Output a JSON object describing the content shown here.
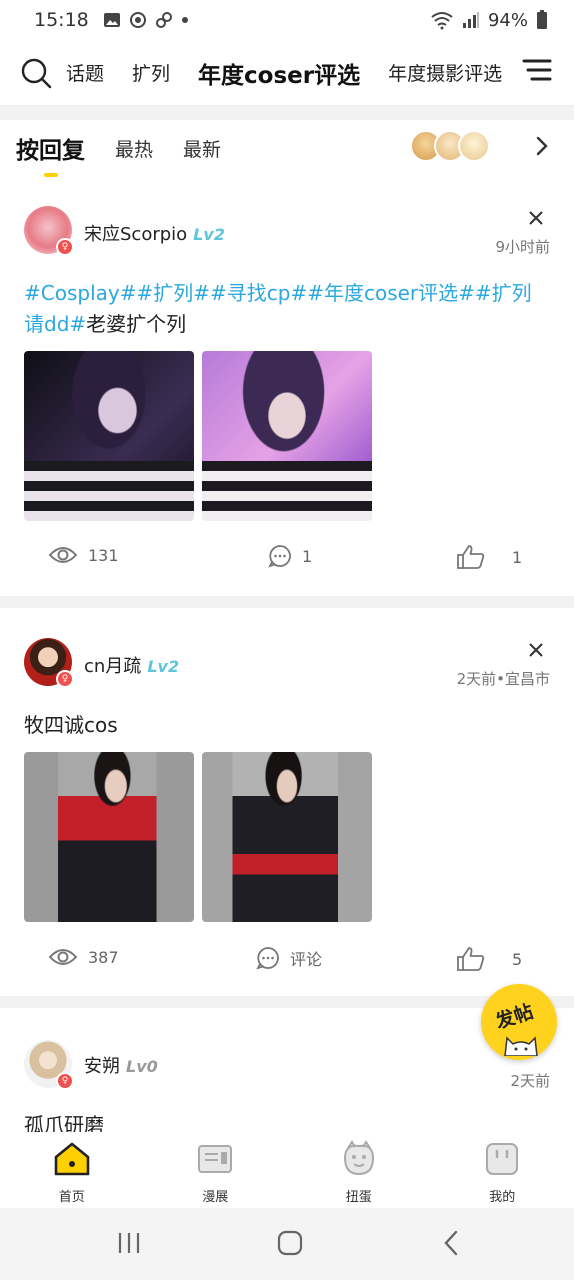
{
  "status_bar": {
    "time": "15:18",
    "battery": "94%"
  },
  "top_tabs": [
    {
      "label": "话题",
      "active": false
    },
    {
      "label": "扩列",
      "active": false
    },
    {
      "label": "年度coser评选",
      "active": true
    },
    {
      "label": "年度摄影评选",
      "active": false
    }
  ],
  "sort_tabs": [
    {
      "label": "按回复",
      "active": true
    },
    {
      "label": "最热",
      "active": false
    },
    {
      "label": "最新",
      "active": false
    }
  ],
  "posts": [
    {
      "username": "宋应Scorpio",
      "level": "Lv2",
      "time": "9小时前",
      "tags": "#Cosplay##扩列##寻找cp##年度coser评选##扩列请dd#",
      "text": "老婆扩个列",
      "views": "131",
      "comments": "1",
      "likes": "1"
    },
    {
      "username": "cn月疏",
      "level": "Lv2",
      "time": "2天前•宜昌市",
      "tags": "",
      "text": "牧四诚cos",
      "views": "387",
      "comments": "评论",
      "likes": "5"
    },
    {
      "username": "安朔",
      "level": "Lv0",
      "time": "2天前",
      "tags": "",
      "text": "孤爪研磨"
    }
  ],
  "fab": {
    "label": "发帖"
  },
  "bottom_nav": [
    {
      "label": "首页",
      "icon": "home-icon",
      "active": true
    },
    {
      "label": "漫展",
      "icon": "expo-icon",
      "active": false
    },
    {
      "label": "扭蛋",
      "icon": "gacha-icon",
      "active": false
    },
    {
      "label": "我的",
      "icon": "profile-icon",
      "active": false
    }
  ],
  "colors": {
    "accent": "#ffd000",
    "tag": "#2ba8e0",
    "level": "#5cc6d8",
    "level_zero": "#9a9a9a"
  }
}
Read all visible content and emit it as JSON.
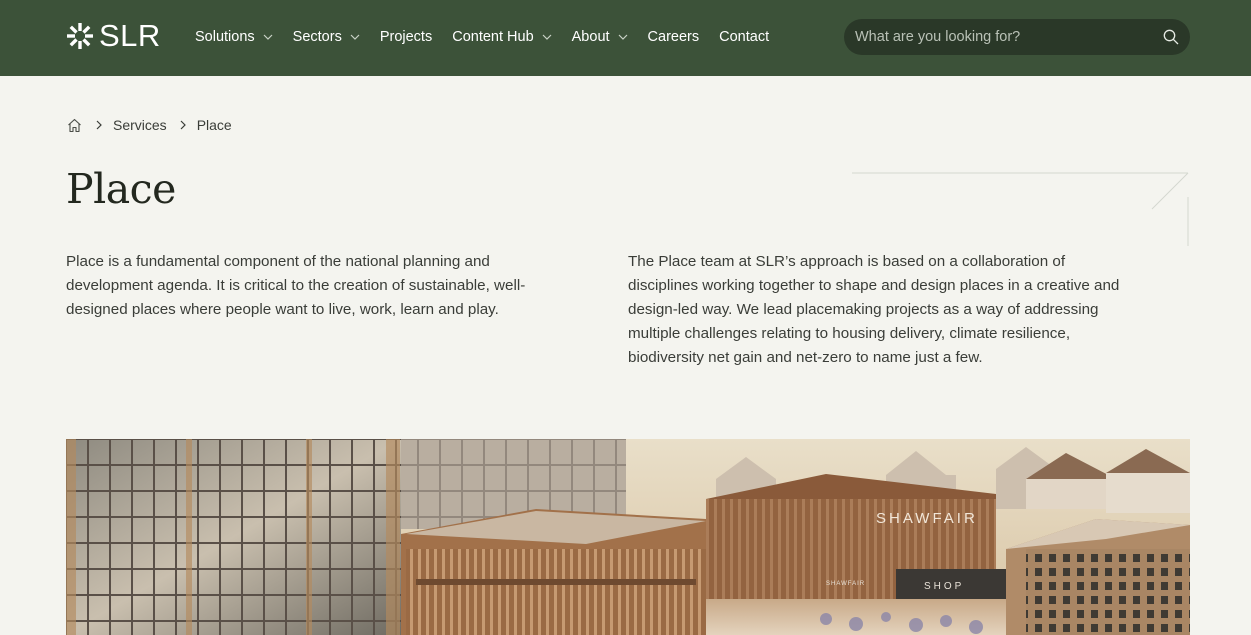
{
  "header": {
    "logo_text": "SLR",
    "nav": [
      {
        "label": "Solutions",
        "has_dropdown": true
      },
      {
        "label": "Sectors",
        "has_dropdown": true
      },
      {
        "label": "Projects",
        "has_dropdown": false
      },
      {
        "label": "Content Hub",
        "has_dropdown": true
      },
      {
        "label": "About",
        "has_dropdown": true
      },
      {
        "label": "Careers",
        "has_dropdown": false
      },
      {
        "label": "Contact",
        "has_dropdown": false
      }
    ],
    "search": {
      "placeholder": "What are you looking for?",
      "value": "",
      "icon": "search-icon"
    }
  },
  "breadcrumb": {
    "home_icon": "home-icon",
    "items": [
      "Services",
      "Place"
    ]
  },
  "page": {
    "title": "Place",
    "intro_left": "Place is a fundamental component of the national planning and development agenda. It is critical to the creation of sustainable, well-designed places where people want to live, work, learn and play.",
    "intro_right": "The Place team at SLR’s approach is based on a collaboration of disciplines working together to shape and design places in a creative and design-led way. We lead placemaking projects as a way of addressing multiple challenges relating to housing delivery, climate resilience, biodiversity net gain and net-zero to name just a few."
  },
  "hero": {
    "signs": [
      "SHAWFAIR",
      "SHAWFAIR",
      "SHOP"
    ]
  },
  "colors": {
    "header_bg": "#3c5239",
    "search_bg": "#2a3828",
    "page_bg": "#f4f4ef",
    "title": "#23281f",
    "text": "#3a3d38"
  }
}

● **WHAT IS ASKED**: Your copy should match the entries exactly, minus the pictures.

● **THE REPLY**:
Output a JSON object describing the content shown here.
{
  "status_bar": {
    "time": "15:18",
    "battery": "94%"
  },
  "top_tabs": [
    {
      "label": "话题",
      "active": false
    },
    {
      "label": "扩列",
      "active": false
    },
    {
      "label": "年度coser评选",
      "active": true
    },
    {
      "label": "年度摄影评选",
      "active": false
    }
  ],
  "sort_tabs": [
    {
      "label": "按回复",
      "active": true
    },
    {
      "label": "最热",
      "active": false
    },
    {
      "label": "最新",
      "active": false
    }
  ],
  "posts": [
    {
      "username": "宋应Scorpio",
      "level": "Lv2",
      "time": "9小时前",
      "tags": "#Cosplay##扩列##寻找cp##年度coser评选##扩列请dd#",
      "text": "老婆扩个列",
      "views": "131",
      "comments": "1",
      "likes": "1"
    },
    {
      "username": "cn月疏",
      "level": "Lv2",
      "time": "2天前•宜昌市",
      "tags": "",
      "text": "牧四诚cos",
      "views": "387",
      "comments": "评论",
      "likes": "5"
    },
    {
      "username": "安朔",
      "level": "Lv0",
      "time": "2天前",
      "tags": "",
      "text": "孤爪研磨"
    }
  ],
  "fab": {
    "label": "发帖"
  },
  "bottom_nav": [
    {
      "label": "首页",
      "icon": "home-icon",
      "active": true
    },
    {
      "label": "漫展",
      "icon": "expo-icon",
      "active": false
    },
    {
      "label": "扭蛋",
      "icon": "gacha-icon",
      "active": false
    },
    {
      "label": "我的",
      "icon": "profile-icon",
      "active": false
    }
  ],
  "colors": {
    "accent": "#ffd000",
    "tag": "#2ba8e0",
    "level": "#5cc6d8",
    "level_zero": "#9a9a9a"
  }
}
Read all visible content and emit it as JSON.
{
  "header": {
    "logo_text": "SLR",
    "nav": [
      {
        "label": "Solutions",
        "has_dropdown": true
      },
      {
        "label": "Sectors",
        "has_dropdown": true
      },
      {
        "label": "Projects",
        "has_dropdown": false
      },
      {
        "label": "Content Hub",
        "has_dropdown": true
      },
      {
        "label": "About",
        "has_dropdown": true
      },
      {
        "label": "Careers",
        "has_dropdown": false
      },
      {
        "label": "Contact",
        "has_dropdown": false
      }
    ],
    "search": {
      "placeholder": "What are you looking for?",
      "value": "",
      "icon": "search-icon"
    }
  },
  "breadcrumb": {
    "home_icon": "home-icon",
    "items": [
      "Services",
      "Place"
    ]
  },
  "page": {
    "title": "Place",
    "intro_left": "Place is a fundamental component of the national planning and development agenda. It is critical to the creation of sustainable, well-designed places where people want to live, work, learn and play.",
    "intro_right": "The Place team at SLR’s approach is based on a collaboration of disciplines working together to shape and design places in a creative and design-led way. We lead placemaking projects as a way of addressing multiple challenges relating to housing delivery, climate resilience, biodiversity net gain and net-zero to name just a few."
  },
  "hero": {
    "signs": [
      "SHAWFAIR",
      "SHAWFAIR",
      "SHOP"
    ]
  },
  "colors": {
    "header_bg": "#3c5239",
    "search_bg": "#2a3828",
    "page_bg": "#f4f4ef",
    "title": "#23281f",
    "text": "#3a3d38"
  }
}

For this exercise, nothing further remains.